[Data items]
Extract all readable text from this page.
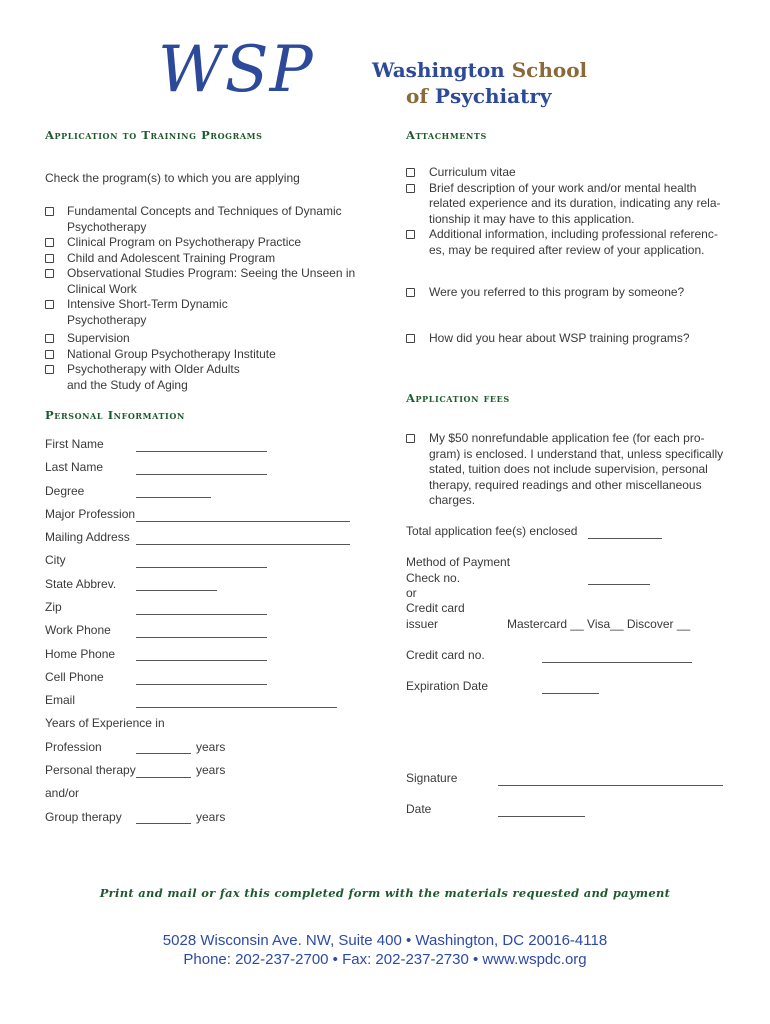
WSP	Washington School
of Psychiatry
Application to Training Programs
Check the program(s) to which you are applying
Fundamental Concepts and Techniques of Dynamic
Psychotherapy
Clinical Program on Psychotherapy Practice
Child and Adolescent Training Program
Observational Studies Program: Seeing the Unseen in
Clinical Work
Intensive Short-Term Dynamic
Psychotherapy
Supervision
National Group Psychotherapy Institute
Psychotherapy with Older Adults
and the Study of Aging
Personal Information
First Name
Last Name
Degree
Major Profession
Mailing Address
City
State Abbrev.
Zip
Work Phone
Home Phone
Cell Phone
Email
Years of Experience in
Profession	years
Personal therapy	years
and/or
Group therapy	years
Attachments
Curriculum vitae
Brief description of your work and/or mental health
related experience and its duration, indicating any rela-
tionship it may have to this application.
Additional information, including professional referenc-
es, may be required after review of your application.
Were you referred to this program by someone?
How did you hear about WSP training programs?
Application fees
My $50 nonrefundable application fee (for each pro-
gram) is enclosed. I understand that, unless specifically
stated, tuition does not include supervision, personal
therapy, required readings and other miscellaneous
charges.
Total application fee(s) enclosed
Method of Payment
Check no.
or
Credit card
issuer	Mastercard __ Visa__ Discover __
Credit card no.
Expiration Date
Signature
Date
Print and mail or fax this completed form with the materials requested and payment
5028 Wisconsin Ave. NW, Suite 400 • Washington, DC 20016-4118
Phone: 202-237-2700 • Fax: 202-237-2730 • www.wspdc.org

**WHAT IS REQUIRED:** Without including any pictures, print all of the material exactly as given.

**EXERCISE SOLUTION:**
Extract all readable text from this page.
WSP	Washington School
of Psychiatry
Application to Training Programs
Check the program(s) to which you are applying
Fundamental Concepts and Techniques of Dynamic
Psychotherapy
Clinical Program on Psychotherapy Practice
Child and Adolescent Training Program
Observational Studies Program: Seeing the Unseen in
Clinical Work
Intensive Short-Term Dynamic
Psychotherapy
Supervision
National Group Psychotherapy Institute
Psychotherapy with Older Adults
and the Study of Aging
Personal Information
First Name
Last Name
Degree
Major Profession
Mailing Address
City
State Abbrev.
Zip
Work Phone
Home Phone
Cell Phone
Email
Years of Experience in
Profession	years
Personal therapy	years
and/or
Group therapy	years
Attachments
Curriculum vitae
Brief description of your work and/or mental health
related experience and its duration, indicating any rela-
tionship it may have to this application.
Additional information, including professional referenc-
es, may be required after review of your application.
Were you referred to this program by someone?
How did you hear about WSP training programs?
Application fees
My $50 nonrefundable application fee (for each pro-
gram) is enclosed. I understand that, unless specifically
stated, tuition does not include supervision, personal
therapy, required readings and other miscellaneous
charges.
Total application fee(s) enclosed
Method of Payment
Check no.
or
Credit card
issuer	Mastercard __ Visa__ Discover __
Credit card no.
Expiration Date
Signature
Date
Print and mail or fax this completed form with the materials requested and payment
5028 Wisconsin Ave. NW, Suite 400 • Washington, DC 20016-4118
Phone: 202-237-2700 • Fax: 202-237-2730 • www.wspdc.org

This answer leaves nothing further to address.